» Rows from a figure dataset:
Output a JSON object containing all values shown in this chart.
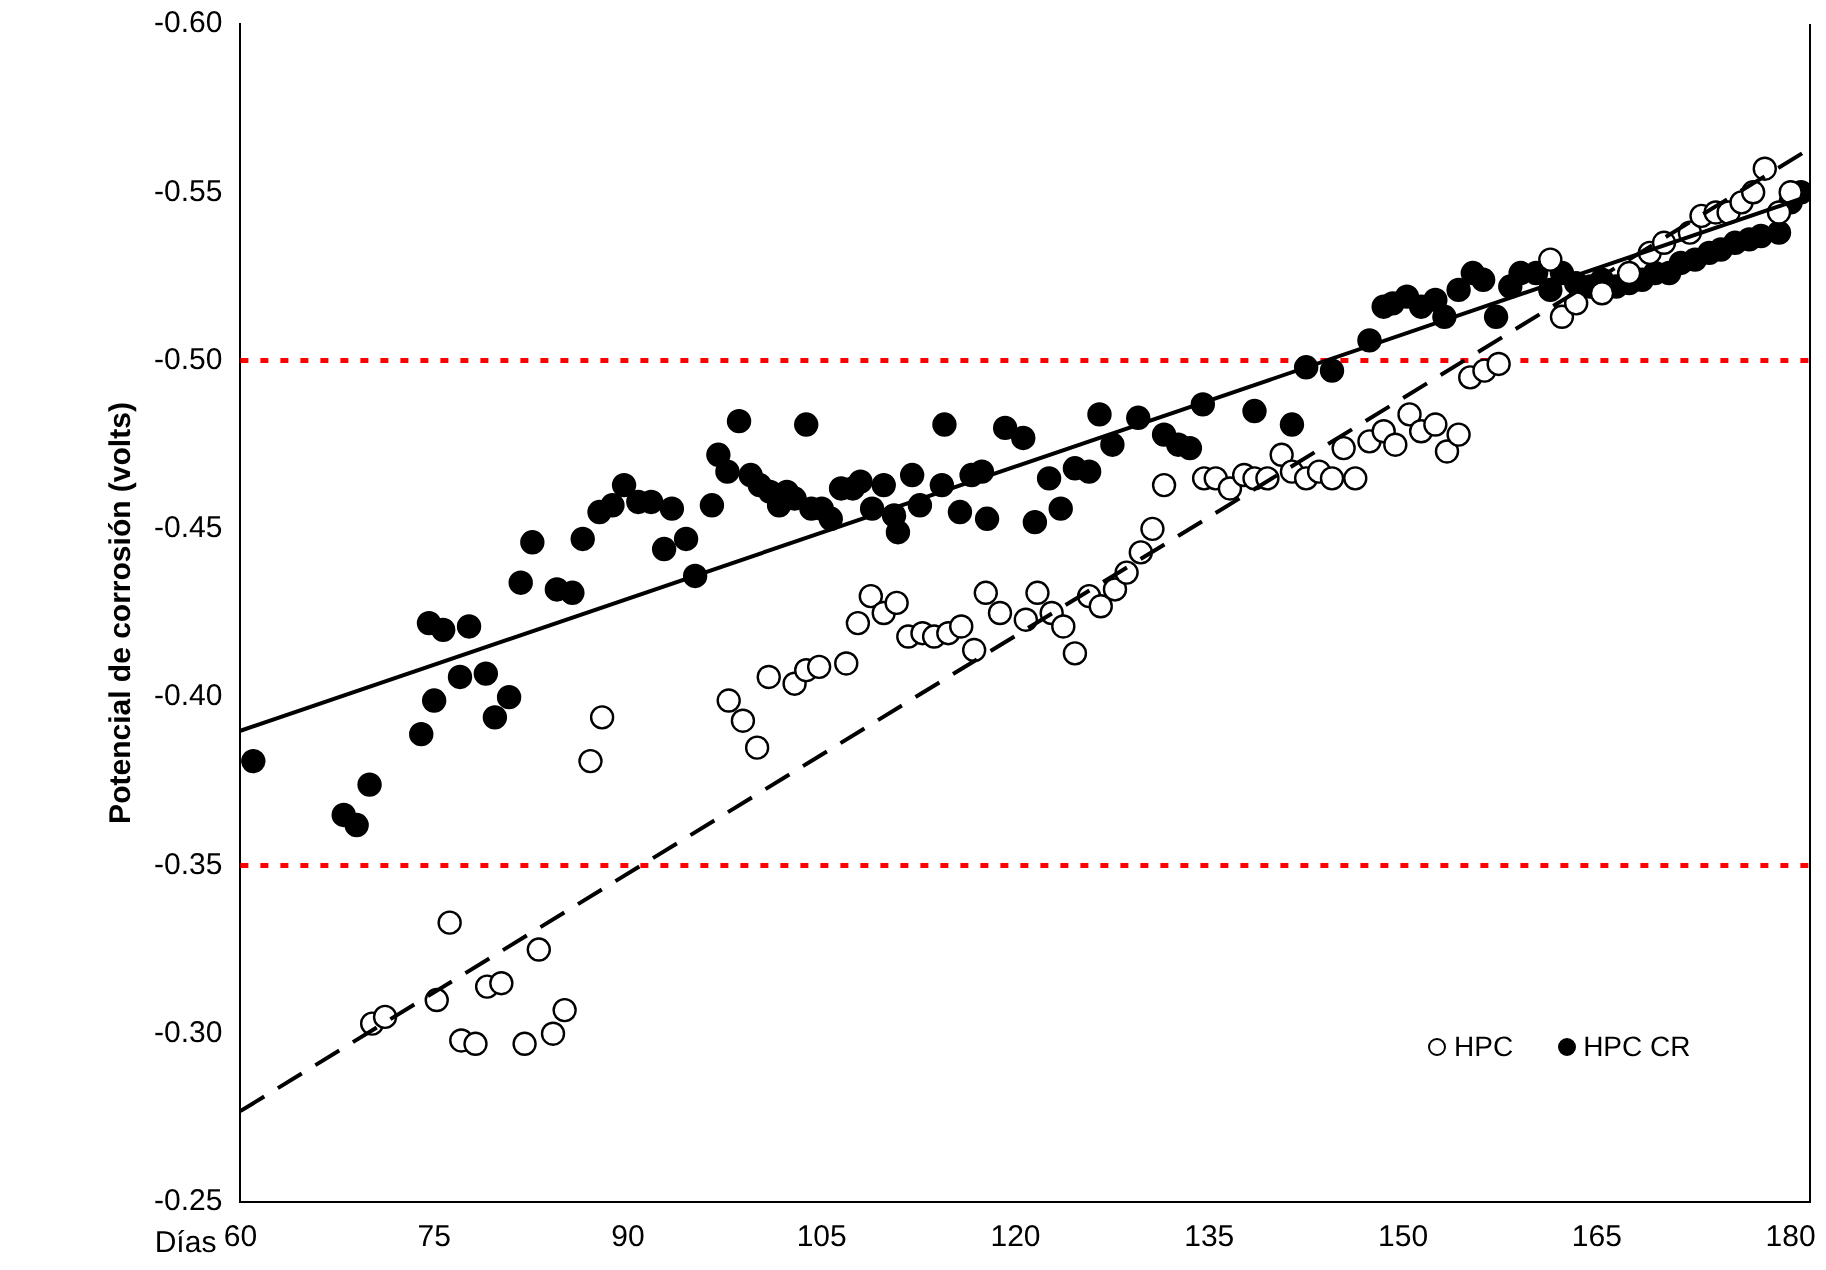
{
  "chart_data": {
    "type": "scatter",
    "xlabel": "Días",
    "ylabel": "Potencial de corrosión (volts)",
    "xlim": [
      60,
      181.5
    ],
    "xticks": [
      60,
      75,
      90,
      105,
      120,
      135,
      150,
      165,
      180
    ],
    "ylim": [
      -0.25,
      -0.6
    ],
    "yticks": [
      {
        "value": -0.25,
        "label": "-0.25"
      },
      {
        "value": -0.3,
        "label": "-0.30"
      },
      {
        "value": -0.35,
        "label": "-0.35"
      },
      {
        "value": -0.4,
        "label": "-0.40"
      },
      {
        "value": -0.45,
        "label": "-0.45"
      },
      {
        "value": -0.5,
        "label": "-0.50"
      },
      {
        "value": -0.55,
        "label": "-0.55"
      },
      {
        "value": -0.6,
        "label": "-0.60"
      }
    ],
    "grid": false,
    "legend": "bottom right",
    "marker": "circle",
    "ref_lines": [
      {
        "axis": "y",
        "value": -0.5,
        "color": "#ff0000",
        "line_style": "dotted"
      },
      {
        "axis": "y",
        "value": -0.35,
        "color": "#ff0000",
        "line_style": "dotted"
      }
    ],
    "series": [
      {
        "name": "HPC",
        "color": "#ffffff",
        "x": [
          70.2,
          71.2,
          75.2,
          76.2,
          77.1,
          78.2,
          79.1,
          80.2,
          82,
          83.1,
          84.2,
          85.1,
          87.1,
          88,
          97.8,
          98.9,
          100,
          100.9,
          102.9,
          103.8,
          104.8,
          106.9,
          107.8,
          108.8,
          109.8,
          110.8,
          111.7,
          112.8,
          113.7,
          114.8,
          115.8,
          116.8,
          117.7,
          118.8,
          120.8,
          121.7,
          122.8,
          123.7,
          124.6,
          125.7,
          126.6,
          127.7,
          128.6,
          129.7,
          130.6,
          131.5,
          134.6,
          135.5,
          136.6,
          137.7,
          138.5,
          139.5,
          140.6,
          141.4,
          142.5,
          143.5,
          144.5,
          145.4,
          146.3,
          147.4,
          148.5,
          149.4,
          150.5,
          151.4,
          152.5,
          153.4,
          154.3,
          155.2,
          156.3,
          157.4,
          161.4,
          162.3,
          163.4,
          165.4,
          167.5,
          169.1,
          170.2,
          172.2,
          173.1,
          174.2,
          175.2,
          176.2,
          177.1,
          178,
          179.1,
          180
        ],
        "values": [
          -0.303,
          -0.305,
          -0.31,
          -0.333,
          -0.298,
          -0.297,
          -0.314,
          -0.315,
          -0.297,
          -0.325,
          -0.3,
          -0.307,
          -0.381,
          -0.394,
          -0.399,
          -0.393,
          -0.385,
          -0.406,
          -0.404,
          -0.408,
          -0.409,
          -0.41,
          -0.422,
          -0.43,
          -0.425,
          -0.428,
          -0.418,
          -0.419,
          -0.418,
          -0.419,
          -0.421,
          -0.414,
          -0.431,
          -0.425,
          -0.423,
          -0.431,
          -0.425,
          -0.421,
          -0.413,
          -0.43,
          -0.427,
          -0.432,
          -0.437,
          -0.443,
          -0.45,
          -0.463,
          -0.465,
          -0.465,
          -0.462,
          -0.466,
          -0.465,
          -0.465,
          -0.472,
          -0.467,
          -0.465,
          -0.467,
          -0.465,
          -0.474,
          -0.465,
          -0.476,
          -0.479,
          -0.475,
          -0.484,
          -0.479,
          -0.481,
          -0.473,
          -0.478,
          -0.495,
          -0.497,
          -0.499,
          -0.53,
          -0.513,
          -0.517,
          -0.52,
          -0.526,
          -0.532,
          -0.535,
          -0.538,
          -0.543,
          -0.544,
          -0.544,
          -0.547,
          -0.55,
          -0.557,
          -0.544,
          -0.55
        ]
      },
      {
        "name": "HPC CR",
        "color": "#000000",
        "x": [
          61,
          68,
          69,
          70,
          74,
          75,
          74.6,
          75.7,
          77,
          77.7,
          79,
          79.7,
          80.8,
          81.7,
          82.6,
          84.5,
          85.7,
          86.5,
          87.8,
          88.8,
          89.7,
          90.8,
          91.8,
          92.8,
          93.4,
          94.5,
          95.2,
          96.5,
          97,
          97.7,
          98.6,
          99.5,
          100.2,
          101,
          101.7,
          102.3,
          102.9,
          103.8,
          104.2,
          105,
          105.7,
          106.5,
          107.4,
          108,
          108.9,
          109.8,
          110.6,
          110.9,
          112,
          112.6,
          114.5,
          114.3,
          115.7,
          116.6,
          117.4,
          117.8,
          119.2,
          120.6,
          121.5,
          122.6,
          123.5,
          124.6,
          125.7,
          126.5,
          127.5,
          129.5,
          131.5,
          132.6,
          133.5,
          134.5,
          138.5,
          141.4,
          142.5,
          144.5,
          147.4,
          148.5,
          149.2,
          150.3,
          151.4,
          152.5,
          153.2,
          154.3,
          155.4,
          156.2,
          157.2,
          158.3,
          159.1,
          160.3,
          161.4,
          162.3,
          163.4,
          164.5,
          165.4,
          166.5,
          167.5,
          168.5,
          169.5,
          170.6,
          171.5,
          172.6,
          173.7,
          174.6,
          175.7,
          176.8,
          177.7,
          179.1,
          180,
          180.8
        ],
        "values": [
          -0.381,
          -0.365,
          -0.362,
          -0.374,
          -0.389,
          -0.399,
          -0.422,
          -0.42,
          -0.406,
          -0.421,
          -0.407,
          -0.394,
          -0.4,
          -0.434,
          -0.446,
          -0.432,
          -0.431,
          -0.447,
          -0.455,
          -0.457,
          -0.463,
          -0.458,
          -0.458,
          -0.444,
          -0.456,
          -0.447,
          -0.436,
          -0.457,
          -0.472,
          -0.467,
          -0.482,
          -0.466,
          -0.463,
          -0.461,
          -0.457,
          -0.461,
          -0.459,
          -0.481,
          -0.456,
          -0.456,
          -0.453,
          -0.462,
          -0.462,
          -0.464,
          -0.456,
          -0.463,
          -0.454,
          -0.449,
          -0.466,
          -0.457,
          -0.481,
          -0.463,
          -0.455,
          -0.466,
          -0.467,
          -0.453,
          -0.48,
          -0.477,
          -0.452,
          -0.465,
          -0.456,
          -0.468,
          -0.467,
          -0.484,
          -0.475,
          -0.483,
          -0.478,
          -0.475,
          -0.474,
          -0.487,
          -0.485,
          -0.481,
          -0.498,
          -0.497,
          -0.506,
          -0.516,
          -0.517,
          -0.519,
          -0.516,
          -0.518,
          -0.513,
          -0.521,
          -0.526,
          -0.524,
          -0.513,
          -0.522,
          -0.526,
          -0.526,
          -0.521,
          -0.526,
          -0.523,
          -0.522,
          -0.524,
          -0.522,
          -0.523,
          -0.524,
          -0.526,
          -0.526,
          -0.529,
          -0.53,
          -0.532,
          -0.533,
          -0.535,
          -0.536,
          -0.537,
          -0.538,
          -0.547,
          -0.55
        ]
      },
      {
        "type": "line",
        "color": "#000000",
        "line_style": "dashed",
        "marker": "none",
        "x": [
          60,
          181.5
        ],
        "values": [
          -0.277,
          -0.563
        ]
      },
      {
        "type": "line",
        "color": "#000000",
        "line_style": "solid",
        "marker": "none",
        "x": [
          60,
          181.5
        ],
        "values": [
          -0.39,
          -0.549
        ]
      }
    ]
  }
}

» Problem: Skip the pictures, then retype every line above exactly.

» The completed task:
Output a JSON object containing all values shown in this chart.
{
  "chart_data": {
    "type": "scatter",
    "xlabel": "Días",
    "ylabel": "Potencial de corrosión (volts)",
    "xlim": [
      60,
      181.5
    ],
    "xticks": [
      60,
      75,
      90,
      105,
      120,
      135,
      150,
      165,
      180
    ],
    "ylim": [
      -0.25,
      -0.6
    ],
    "yticks": [
      {
        "value": -0.25,
        "label": "-0.25"
      },
      {
        "value": -0.3,
        "label": "-0.30"
      },
      {
        "value": -0.35,
        "label": "-0.35"
      },
      {
        "value": -0.4,
        "label": "-0.40"
      },
      {
        "value": -0.45,
        "label": "-0.45"
      },
      {
        "value": -0.5,
        "label": "-0.50"
      },
      {
        "value": -0.55,
        "label": "-0.55"
      },
      {
        "value": -0.6,
        "label": "-0.60"
      }
    ],
    "grid": false,
    "legend": "bottom right",
    "marker": "circle",
    "ref_lines": [
      {
        "axis": "y",
        "value": -0.5,
        "color": "#ff0000",
        "line_style": "dotted"
      },
      {
        "axis": "y",
        "value": -0.35,
        "color": "#ff0000",
        "line_style": "dotted"
      }
    ],
    "series": [
      {
        "name": "HPC",
        "color": "#ffffff",
        "x": [
          70.2,
          71.2,
          75.2,
          76.2,
          77.1,
          78.2,
          79.1,
          80.2,
          82,
          83.1,
          84.2,
          85.1,
          87.1,
          88,
          97.8,
          98.9,
          100,
          100.9,
          102.9,
          103.8,
          104.8,
          106.9,
          107.8,
          108.8,
          109.8,
          110.8,
          111.7,
          112.8,
          113.7,
          114.8,
          115.8,
          116.8,
          117.7,
          118.8,
          120.8,
          121.7,
          122.8,
          123.7,
          124.6,
          125.7,
          126.6,
          127.7,
          128.6,
          129.7,
          130.6,
          131.5,
          134.6,
          135.5,
          136.6,
          137.7,
          138.5,
          139.5,
          140.6,
          141.4,
          142.5,
          143.5,
          144.5,
          145.4,
          146.3,
          147.4,
          148.5,
          149.4,
          150.5,
          151.4,
          152.5,
          153.4,
          154.3,
          155.2,
          156.3,
          157.4,
          161.4,
          162.3,
          163.4,
          165.4,
          167.5,
          169.1,
          170.2,
          172.2,
          173.1,
          174.2,
          175.2,
          176.2,
          177.1,
          178,
          179.1,
          180
        ],
        "values": [
          -0.303,
          -0.305,
          -0.31,
          -0.333,
          -0.298,
          -0.297,
          -0.314,
          -0.315,
          -0.297,
          -0.325,
          -0.3,
          -0.307,
          -0.381,
          -0.394,
          -0.399,
          -0.393,
          -0.385,
          -0.406,
          -0.404,
          -0.408,
          -0.409,
          -0.41,
          -0.422,
          -0.43,
          -0.425,
          -0.428,
          -0.418,
          -0.419,
          -0.418,
          -0.419,
          -0.421,
          -0.414,
          -0.431,
          -0.425,
          -0.423,
          -0.431,
          -0.425,
          -0.421,
          -0.413,
          -0.43,
          -0.427,
          -0.432,
          -0.437,
          -0.443,
          -0.45,
          -0.463,
          -0.465,
          -0.465,
          -0.462,
          -0.466,
          -0.465,
          -0.465,
          -0.472,
          -0.467,
          -0.465,
          -0.467,
          -0.465,
          -0.474,
          -0.465,
          -0.476,
          -0.479,
          -0.475,
          -0.484,
          -0.479,
          -0.481,
          -0.473,
          -0.478,
          -0.495,
          -0.497,
          -0.499,
          -0.53,
          -0.513,
          -0.517,
          -0.52,
          -0.526,
          -0.532,
          -0.535,
          -0.538,
          -0.543,
          -0.544,
          -0.544,
          -0.547,
          -0.55,
          -0.557,
          -0.544,
          -0.55
        ]
      },
      {
        "name": "HPC CR",
        "color": "#000000",
        "x": [
          61,
          68,
          69,
          70,
          74,
          75,
          74.6,
          75.7,
          77,
          77.7,
          79,
          79.7,
          80.8,
          81.7,
          82.6,
          84.5,
          85.7,
          86.5,
          87.8,
          88.8,
          89.7,
          90.8,
          91.8,
          92.8,
          93.4,
          94.5,
          95.2,
          96.5,
          97,
          97.7,
          98.6,
          99.5,
          100.2,
          101,
          101.7,
          102.3,
          102.9,
          103.8,
          104.2,
          105,
          105.7,
          106.5,
          107.4,
          108,
          108.9,
          109.8,
          110.6,
          110.9,
          112,
          112.6,
          114.5,
          114.3,
          115.7,
          116.6,
          117.4,
          117.8,
          119.2,
          120.6,
          121.5,
          122.6,
          123.5,
          124.6,
          125.7,
          126.5,
          127.5,
          129.5,
          131.5,
          132.6,
          133.5,
          134.5,
          138.5,
          141.4,
          142.5,
          144.5,
          147.4,
          148.5,
          149.2,
          150.3,
          151.4,
          152.5,
          153.2,
          154.3,
          155.4,
          156.2,
          157.2,
          158.3,
          159.1,
          160.3,
          161.4,
          162.3,
          163.4,
          164.5,
          165.4,
          166.5,
          167.5,
          168.5,
          169.5,
          170.6,
          171.5,
          172.6,
          173.7,
          174.6,
          175.7,
          176.8,
          177.7,
          179.1,
          180,
          180.8
        ],
        "values": [
          -0.381,
          -0.365,
          -0.362,
          -0.374,
          -0.389,
          -0.399,
          -0.422,
          -0.42,
          -0.406,
          -0.421,
          -0.407,
          -0.394,
          -0.4,
          -0.434,
          -0.446,
          -0.432,
          -0.431,
          -0.447,
          -0.455,
          -0.457,
          -0.463,
          -0.458,
          -0.458,
          -0.444,
          -0.456,
          -0.447,
          -0.436,
          -0.457,
          -0.472,
          -0.467,
          -0.482,
          -0.466,
          -0.463,
          -0.461,
          -0.457,
          -0.461,
          -0.459,
          -0.481,
          -0.456,
          -0.456,
          -0.453,
          -0.462,
          -0.462,
          -0.464,
          -0.456,
          -0.463,
          -0.454,
          -0.449,
          -0.466,
          -0.457,
          -0.481,
          -0.463,
          -0.455,
          -0.466,
          -0.467,
          -0.453,
          -0.48,
          -0.477,
          -0.452,
          -0.465,
          -0.456,
          -0.468,
          -0.467,
          -0.484,
          -0.475,
          -0.483,
          -0.478,
          -0.475,
          -0.474,
          -0.487,
          -0.485,
          -0.481,
          -0.498,
          -0.497,
          -0.506,
          -0.516,
          -0.517,
          -0.519,
          -0.516,
          -0.518,
          -0.513,
          -0.521,
          -0.526,
          -0.524,
          -0.513,
          -0.522,
          -0.526,
          -0.526,
          -0.521,
          -0.526,
          -0.523,
          -0.522,
          -0.524,
          -0.522,
          -0.523,
          -0.524,
          -0.526,
          -0.526,
          -0.529,
          -0.53,
          -0.532,
          -0.533,
          -0.535,
          -0.536,
          -0.537,
          -0.538,
          -0.547,
          -0.55
        ]
      },
      {
        "type": "line",
        "color": "#000000",
        "line_style": "dashed",
        "marker": "none",
        "x": [
          60,
          181.5
        ],
        "values": [
          -0.277,
          -0.563
        ]
      },
      {
        "type": "line",
        "color": "#000000",
        "line_style": "solid",
        "marker": "none",
        "x": [
          60,
          181.5
        ],
        "values": [
          -0.39,
          -0.549
        ]
      }
    ]
  }
}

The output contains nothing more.